▶ **Task requirements**: Reproduce the listing below, swapping every occurrence of "jockey-silk-icon" for "rider-silks-icon" and leaving all other text unchanged.

* Begin Data lines *

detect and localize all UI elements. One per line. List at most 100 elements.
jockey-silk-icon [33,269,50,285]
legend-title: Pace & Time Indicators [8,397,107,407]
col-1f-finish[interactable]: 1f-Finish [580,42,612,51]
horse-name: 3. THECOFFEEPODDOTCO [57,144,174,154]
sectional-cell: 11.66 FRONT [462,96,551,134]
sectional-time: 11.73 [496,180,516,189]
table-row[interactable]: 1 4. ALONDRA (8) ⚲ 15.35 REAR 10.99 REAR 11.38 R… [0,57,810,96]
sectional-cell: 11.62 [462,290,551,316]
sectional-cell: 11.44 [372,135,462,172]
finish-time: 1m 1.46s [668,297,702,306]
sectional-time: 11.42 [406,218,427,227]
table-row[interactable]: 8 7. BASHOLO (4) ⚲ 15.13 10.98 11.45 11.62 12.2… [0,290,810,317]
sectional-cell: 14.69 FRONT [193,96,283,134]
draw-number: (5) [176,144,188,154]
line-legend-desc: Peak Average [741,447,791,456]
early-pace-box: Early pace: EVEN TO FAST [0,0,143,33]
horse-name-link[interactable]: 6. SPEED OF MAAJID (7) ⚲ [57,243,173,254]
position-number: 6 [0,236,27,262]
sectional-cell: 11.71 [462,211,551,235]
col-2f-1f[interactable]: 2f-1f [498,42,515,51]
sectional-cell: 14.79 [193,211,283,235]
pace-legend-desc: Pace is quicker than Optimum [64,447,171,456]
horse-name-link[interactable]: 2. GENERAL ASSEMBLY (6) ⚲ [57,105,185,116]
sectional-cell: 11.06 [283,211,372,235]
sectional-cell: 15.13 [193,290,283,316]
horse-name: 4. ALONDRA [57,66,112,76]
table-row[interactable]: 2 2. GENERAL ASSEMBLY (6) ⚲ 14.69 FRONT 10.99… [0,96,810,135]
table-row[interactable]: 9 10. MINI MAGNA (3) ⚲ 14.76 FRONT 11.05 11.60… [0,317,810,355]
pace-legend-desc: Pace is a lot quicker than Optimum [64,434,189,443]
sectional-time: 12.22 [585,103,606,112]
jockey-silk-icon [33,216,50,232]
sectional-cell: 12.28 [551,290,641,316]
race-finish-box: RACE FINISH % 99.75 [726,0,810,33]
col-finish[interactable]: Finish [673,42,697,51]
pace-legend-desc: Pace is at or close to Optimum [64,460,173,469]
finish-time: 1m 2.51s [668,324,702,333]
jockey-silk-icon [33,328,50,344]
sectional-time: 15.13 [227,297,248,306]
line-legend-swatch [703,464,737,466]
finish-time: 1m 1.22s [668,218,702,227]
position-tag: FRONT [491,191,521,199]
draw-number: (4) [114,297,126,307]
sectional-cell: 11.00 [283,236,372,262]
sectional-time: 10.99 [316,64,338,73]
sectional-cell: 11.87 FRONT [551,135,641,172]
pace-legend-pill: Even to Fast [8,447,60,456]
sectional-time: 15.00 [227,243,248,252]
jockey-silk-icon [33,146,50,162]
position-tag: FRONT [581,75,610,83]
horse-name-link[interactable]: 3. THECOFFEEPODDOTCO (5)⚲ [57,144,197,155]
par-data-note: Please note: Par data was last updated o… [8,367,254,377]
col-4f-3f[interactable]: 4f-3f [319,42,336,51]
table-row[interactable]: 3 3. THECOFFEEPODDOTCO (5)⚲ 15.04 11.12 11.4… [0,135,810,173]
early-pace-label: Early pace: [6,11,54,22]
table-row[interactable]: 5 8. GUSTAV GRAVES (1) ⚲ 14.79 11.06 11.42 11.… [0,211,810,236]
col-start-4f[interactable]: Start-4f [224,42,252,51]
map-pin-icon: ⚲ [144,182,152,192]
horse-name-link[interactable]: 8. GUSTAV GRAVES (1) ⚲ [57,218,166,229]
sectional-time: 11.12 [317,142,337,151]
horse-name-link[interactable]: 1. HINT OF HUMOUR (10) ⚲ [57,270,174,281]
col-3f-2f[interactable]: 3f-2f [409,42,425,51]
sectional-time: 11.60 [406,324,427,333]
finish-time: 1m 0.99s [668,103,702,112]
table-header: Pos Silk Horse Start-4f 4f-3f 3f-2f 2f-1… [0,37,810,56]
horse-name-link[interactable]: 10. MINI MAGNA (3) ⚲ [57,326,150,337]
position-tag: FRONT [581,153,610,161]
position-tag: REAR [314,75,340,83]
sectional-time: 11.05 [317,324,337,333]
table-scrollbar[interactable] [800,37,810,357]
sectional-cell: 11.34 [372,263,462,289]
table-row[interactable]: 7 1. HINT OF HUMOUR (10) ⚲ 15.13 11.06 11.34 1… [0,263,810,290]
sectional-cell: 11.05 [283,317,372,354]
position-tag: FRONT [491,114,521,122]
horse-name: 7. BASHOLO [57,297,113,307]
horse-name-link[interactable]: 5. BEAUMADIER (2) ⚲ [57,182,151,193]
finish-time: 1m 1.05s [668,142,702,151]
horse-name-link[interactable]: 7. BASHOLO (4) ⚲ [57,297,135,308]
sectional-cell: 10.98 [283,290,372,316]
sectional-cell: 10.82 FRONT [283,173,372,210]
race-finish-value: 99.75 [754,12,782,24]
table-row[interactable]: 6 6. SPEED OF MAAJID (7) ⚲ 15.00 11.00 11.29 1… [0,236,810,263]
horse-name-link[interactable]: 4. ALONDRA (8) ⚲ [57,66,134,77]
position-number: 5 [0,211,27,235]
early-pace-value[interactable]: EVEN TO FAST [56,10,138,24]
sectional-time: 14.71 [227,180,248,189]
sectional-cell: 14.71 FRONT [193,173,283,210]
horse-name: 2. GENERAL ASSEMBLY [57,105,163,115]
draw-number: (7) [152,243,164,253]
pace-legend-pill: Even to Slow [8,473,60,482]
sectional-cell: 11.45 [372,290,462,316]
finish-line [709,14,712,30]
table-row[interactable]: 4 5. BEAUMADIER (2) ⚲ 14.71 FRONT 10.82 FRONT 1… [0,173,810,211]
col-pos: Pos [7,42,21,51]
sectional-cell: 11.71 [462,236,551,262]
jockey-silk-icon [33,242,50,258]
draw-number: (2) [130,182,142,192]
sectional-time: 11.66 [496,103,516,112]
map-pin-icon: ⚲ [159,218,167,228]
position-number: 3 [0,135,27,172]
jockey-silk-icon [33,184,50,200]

* End Data lines *

▶ **Solution to this problem**:
detect and localize all UI elements. One per line. List at most 100 elements.
rider-silks-icon [33,269,50,285]
legend-title: Pace & Time Indicators [8,397,107,407]
col-1f-finish[interactable]: 1f-Finish [580,42,612,51]
horse-name: 3. THECOFFEEPODDOTCO [57,144,174,154]
sectional-cell: 11.66 FRONT [462,96,551,134]
sectional-time: 11.73 [496,180,516,189]
table-row[interactable]: 1 4. ALONDRA (8) ⚲ 15.35 REAR 10.99 REAR 11.38 R… [0,57,810,96]
sectional-cell: 11.62 [462,290,551,316]
sectional-cell: 11.44 [372,135,462,172]
finish-time: 1m 1.46s [668,297,702,306]
sectional-time: 11.42 [406,218,427,227]
table-row[interactable]: 8 7. BASHOLO (4) ⚲ 15.13 10.98 11.45 11.62 12.2… [0,290,810,317]
sectional-cell: 14.69 FRONT [193,96,283,134]
draw-number: (5) [176,144,188,154]
line-legend-desc: Peak Average [741,447,791,456]
early-pace-box: Early pace: EVEN TO FAST [0,0,143,33]
horse-name-link[interactable]: 6. SPEED OF MAAJID (7) ⚲ [57,243,173,254]
position-number: 6 [0,236,27,262]
sectional-cell: 11.71 [462,211,551,235]
col-2f-1f[interactable]: 2f-1f [498,42,515,51]
sectional-cell: 14.79 [193,211,283,235]
pace-legend-desc: Pace is quicker than Optimum [64,447,171,456]
horse-name-link[interactable]: 2. GENERAL ASSEMBLY (6) ⚲ [57,105,185,116]
sectional-cell: 11.06 [283,211,372,235]
sectional-cell: 15.13 [193,290,283,316]
horse-name: 4. ALONDRA [57,66,112,76]
table-row[interactable]: 2 2. GENERAL ASSEMBLY (6) ⚲ 14.69 FRONT 10.99… [0,96,810,135]
table-row[interactable]: 9 10. MINI MAGNA (3) ⚲ 14.76 FRONT 11.05 11.60… [0,317,810,355]
pace-legend-desc: Pace is a lot quicker than Optimum [64,434,189,443]
sectional-time: 12.22 [585,103,606,112]
rider-silks-icon [33,216,50,232]
sectional-cell: 12.28 [551,290,641,316]
race-finish-box: RACE FINISH % 99.75 [726,0,810,33]
col-finish[interactable]: Finish [673,42,697,51]
pace-legend-desc: Pace is at or close to Optimum [64,460,173,469]
finish-time: 1m 2.51s [668,324,702,333]
rider-silks-icon [33,328,50,344]
sectional-time: 15.13 [227,297,248,306]
line-legend-swatch [703,464,737,466]
finish-time: 1m 1.22s [668,218,702,227]
position-tag: FRONT [491,191,521,199]
draw-number: (4) [114,297,126,307]
sectional-cell: 11.00 [283,236,372,262]
sectional-time: 10.99 [316,64,338,73]
sectional-cell: 11.87 FRONT [551,135,641,172]
pace-legend-pill: Even to Fast [8,447,60,456]
sectional-time: 15.00 [227,243,248,252]
rider-silks-icon [33,146,50,162]
position-tag: FRONT [581,75,610,83]
horse-name-link[interactable]: 3. THECOFFEEPODDOTCO (5)⚲ [57,144,197,155]
par-data-note: Please note: Par data was last updated o… [8,367,254,377]
col-4f-3f[interactable]: 4f-3f [319,42,336,51]
table-row[interactable]: 3 3. THECOFFEEPODDOTCO (5)⚲ 15.04 11.12 11.4… [0,135,810,173]
early-pace-label: Early pace: [6,11,54,22]
table-row[interactable]: 5 8. GUSTAV GRAVES (1) ⚲ 14.79 11.06 11.42 11.… [0,211,810,236]
col-start-4f[interactable]: Start-4f [224,42,252,51]
map-pin-icon: ⚲ [144,182,152,192]
horse-name-link[interactable]: 8. GUSTAV GRAVES (1) ⚲ [57,218,166,229]
sectional-time: 11.12 [317,142,337,151]
horse-name-link[interactable]: 1. HINT OF HUMOUR (10) ⚲ [57,270,174,281]
col-3f-2f[interactable]: 3f-2f [409,42,425,51]
sectional-time: 11.60 [406,324,427,333]
finish-time: 1m 0.99s [668,103,702,112]
table-header: Pos Silk Horse Start-4f 4f-3f 3f-2f 2f-1… [0,37,810,56]
horse-name-link[interactable]: 10. MINI MAGNA (3) ⚲ [57,326,150,337]
position-tag: FRONT [581,153,610,161]
position-tag: REAR [314,75,340,83]
sectional-time: 11.05 [317,324,337,333]
table-scrollbar[interactable] [800,37,810,357]
sectional-cell: 11.34 [372,263,462,289]
table-row[interactable]: 7 1. HINT OF HUMOUR (10) ⚲ 15.13 11.06 11.34 1… [0,263,810,290]
sectional-cell: 11.05 [283,317,372,354]
position-tag: FRONT [491,114,521,122]
horse-name: 7. BASHOLO [57,297,113,307]
horse-name-link[interactable]: 5. BEAUMADIER (2) ⚲ [57,182,151,193]
finish-time: 1m 1.05s [668,142,702,151]
horse-name-link[interactable]: 7. BASHOLO (4) ⚲ [57,297,135,308]
sectional-cell: 10.98 [283,290,372,316]
sectional-cell: 10.82 FRONT [283,173,372,210]
race-finish-value: 99.75 [754,12,782,24]
table-row[interactable]: 6 6. SPEED OF MAAJID (7) ⚲ 15.00 11.00 11.29 1… [0,236,810,263]
horse-name-link[interactable]: 4. ALONDRA (8) ⚲ [57,66,134,77]
position-number: 5 [0,211,27,235]
early-pace-value[interactable]: EVEN TO FAST [56,10,138,24]
sectional-time: 14.71 [227,180,248,189]
sectional-cell: 14.71 FRONT [193,173,283,210]
horse-name: 2. GENERAL ASSEMBLY [57,105,163,115]
draw-number: (7) [152,243,164,253]
pace-legend-pill: Even to Slow [8,473,60,482]
sectional-cell: 11.45 [372,290,462,316]
finish-line [709,14,712,30]
table-row[interactable]: 4 5. BEAUMADIER (2) ⚲ 14.71 FRONT 10.82 FRONT 1… [0,173,810,211]
col-pos: Pos [7,42,21,51]
sectional-cell: 11.71 [462,236,551,262]
rider-silks-icon [33,242,50,258]
draw-number: (2) [130,182,142,192]
sectional-time: 11.66 [496,103,516,112]
map-pin-icon: ⚲ [159,218,167,228]
position-number: 3 [0,135,27,172]
rider-silks-icon [33,184,50,200]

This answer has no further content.